── Listed records ──

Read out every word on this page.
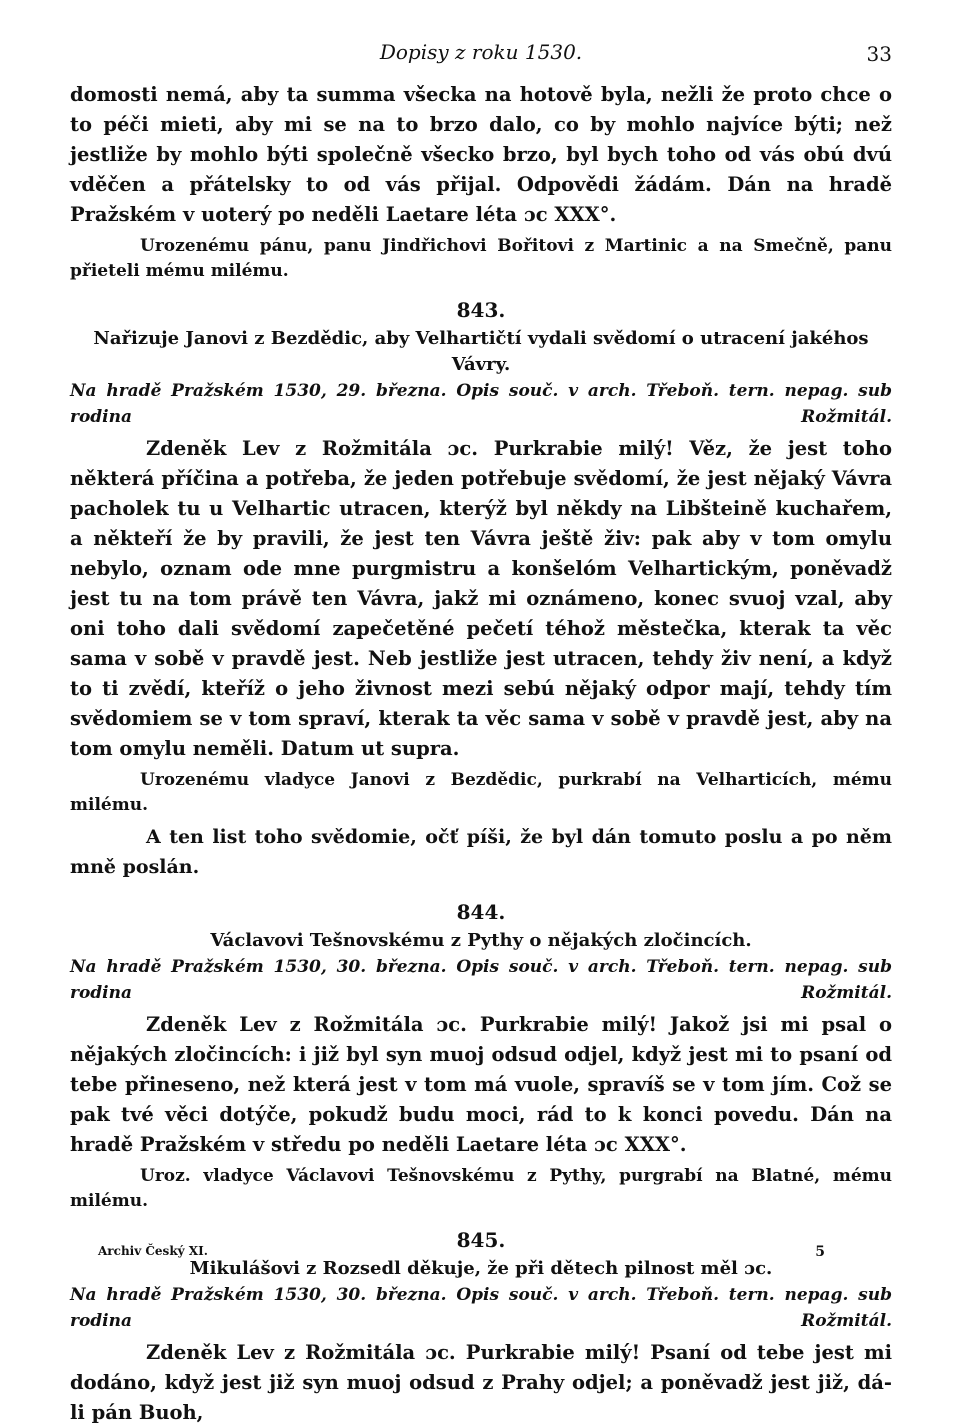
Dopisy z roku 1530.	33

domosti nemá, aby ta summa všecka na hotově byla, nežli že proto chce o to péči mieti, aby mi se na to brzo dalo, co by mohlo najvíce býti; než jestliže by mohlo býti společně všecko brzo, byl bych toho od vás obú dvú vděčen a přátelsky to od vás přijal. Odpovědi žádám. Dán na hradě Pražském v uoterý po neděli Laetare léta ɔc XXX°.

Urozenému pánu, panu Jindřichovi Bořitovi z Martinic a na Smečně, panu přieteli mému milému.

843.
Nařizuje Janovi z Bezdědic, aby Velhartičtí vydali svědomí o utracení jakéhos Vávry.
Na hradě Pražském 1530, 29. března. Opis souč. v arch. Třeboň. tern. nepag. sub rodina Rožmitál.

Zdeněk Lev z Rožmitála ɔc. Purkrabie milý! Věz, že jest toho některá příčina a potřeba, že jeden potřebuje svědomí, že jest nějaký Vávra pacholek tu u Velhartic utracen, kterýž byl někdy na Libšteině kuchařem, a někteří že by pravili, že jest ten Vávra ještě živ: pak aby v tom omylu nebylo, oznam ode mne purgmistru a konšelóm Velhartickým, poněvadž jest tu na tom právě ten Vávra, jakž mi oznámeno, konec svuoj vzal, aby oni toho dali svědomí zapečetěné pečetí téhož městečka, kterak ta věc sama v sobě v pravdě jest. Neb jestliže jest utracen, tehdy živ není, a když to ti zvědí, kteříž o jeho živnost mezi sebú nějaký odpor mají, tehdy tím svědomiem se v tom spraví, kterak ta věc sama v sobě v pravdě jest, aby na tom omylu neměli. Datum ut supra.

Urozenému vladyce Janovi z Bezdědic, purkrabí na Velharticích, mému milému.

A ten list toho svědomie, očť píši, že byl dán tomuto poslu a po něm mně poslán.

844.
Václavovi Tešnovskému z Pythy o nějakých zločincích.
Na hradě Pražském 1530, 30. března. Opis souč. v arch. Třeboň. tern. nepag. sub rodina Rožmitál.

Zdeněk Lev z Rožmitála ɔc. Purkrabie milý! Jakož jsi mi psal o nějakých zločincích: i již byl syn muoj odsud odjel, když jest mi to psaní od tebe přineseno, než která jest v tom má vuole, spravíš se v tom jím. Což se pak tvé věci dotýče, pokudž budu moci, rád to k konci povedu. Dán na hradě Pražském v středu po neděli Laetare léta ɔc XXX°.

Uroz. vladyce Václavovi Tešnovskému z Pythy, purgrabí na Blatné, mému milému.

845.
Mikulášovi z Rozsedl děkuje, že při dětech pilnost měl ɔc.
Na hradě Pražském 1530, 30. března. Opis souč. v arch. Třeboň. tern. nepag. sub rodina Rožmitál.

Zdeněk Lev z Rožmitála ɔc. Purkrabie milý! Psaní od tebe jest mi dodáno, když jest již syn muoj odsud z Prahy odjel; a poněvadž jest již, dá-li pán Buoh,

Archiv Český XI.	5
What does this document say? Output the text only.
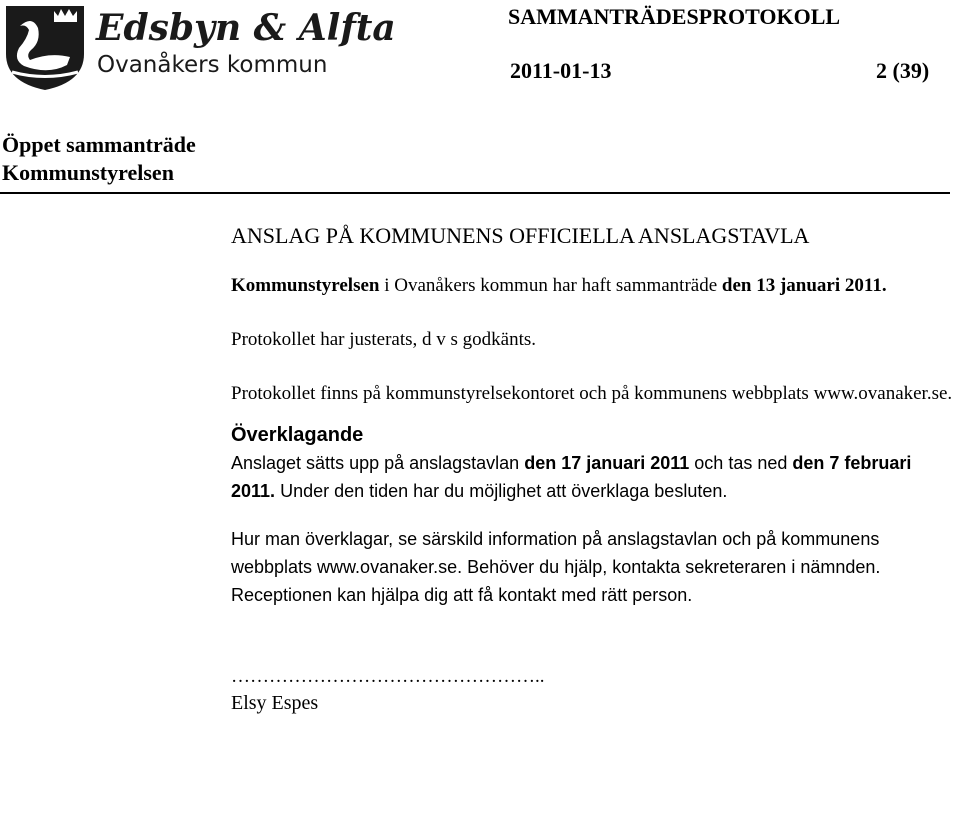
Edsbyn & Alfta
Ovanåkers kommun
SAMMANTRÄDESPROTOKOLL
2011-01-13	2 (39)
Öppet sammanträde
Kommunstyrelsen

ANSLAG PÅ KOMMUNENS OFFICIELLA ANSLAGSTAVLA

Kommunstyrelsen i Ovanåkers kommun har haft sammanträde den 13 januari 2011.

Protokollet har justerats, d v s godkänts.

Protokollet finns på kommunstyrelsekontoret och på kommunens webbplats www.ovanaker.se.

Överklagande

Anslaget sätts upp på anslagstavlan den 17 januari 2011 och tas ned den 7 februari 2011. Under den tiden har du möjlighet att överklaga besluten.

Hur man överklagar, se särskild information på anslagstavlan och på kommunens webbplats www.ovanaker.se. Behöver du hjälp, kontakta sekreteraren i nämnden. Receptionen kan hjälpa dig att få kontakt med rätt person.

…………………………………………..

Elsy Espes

───

> [Do this]: Your task is to set down exactly the lines that run from the line holding "What does this" through the close of the entries, including both ends. Pictures stay out.

> [Worked answer]:
What does this document say? Output the text only.
Edsbyn & Alfta
Ovanåkers kommun
SAMMANTRÄDESPROTOKOLL
2011-01-13	2 (39)
Öppet sammanträde
Kommunstyrelsen

ANSLAG PÅ KOMMUNENS OFFICIELLA ANSLAGSTAVLA

Kommunstyrelsen i Ovanåkers kommun har haft sammanträde den 13 januari 2011.

Protokollet har justerats, d v s godkänts.

Protokollet finns på kommunstyrelsekontoret och på kommunens webbplats www.ovanaker.se.

Överklagande

Anslaget sätts upp på anslagstavlan den 17 januari 2011 och tas ned den 7 februari 2011. Under den tiden har du möjlighet att överklaga besluten.

Hur man överklagar, se särskild information på anslagstavlan och på kommunens webbplats www.ovanaker.se. Behöver du hjälp, kontakta sekreteraren i nämnden. Receptionen kan hjälpa dig att få kontakt med rätt person.

…………………………………………..

Elsy Espes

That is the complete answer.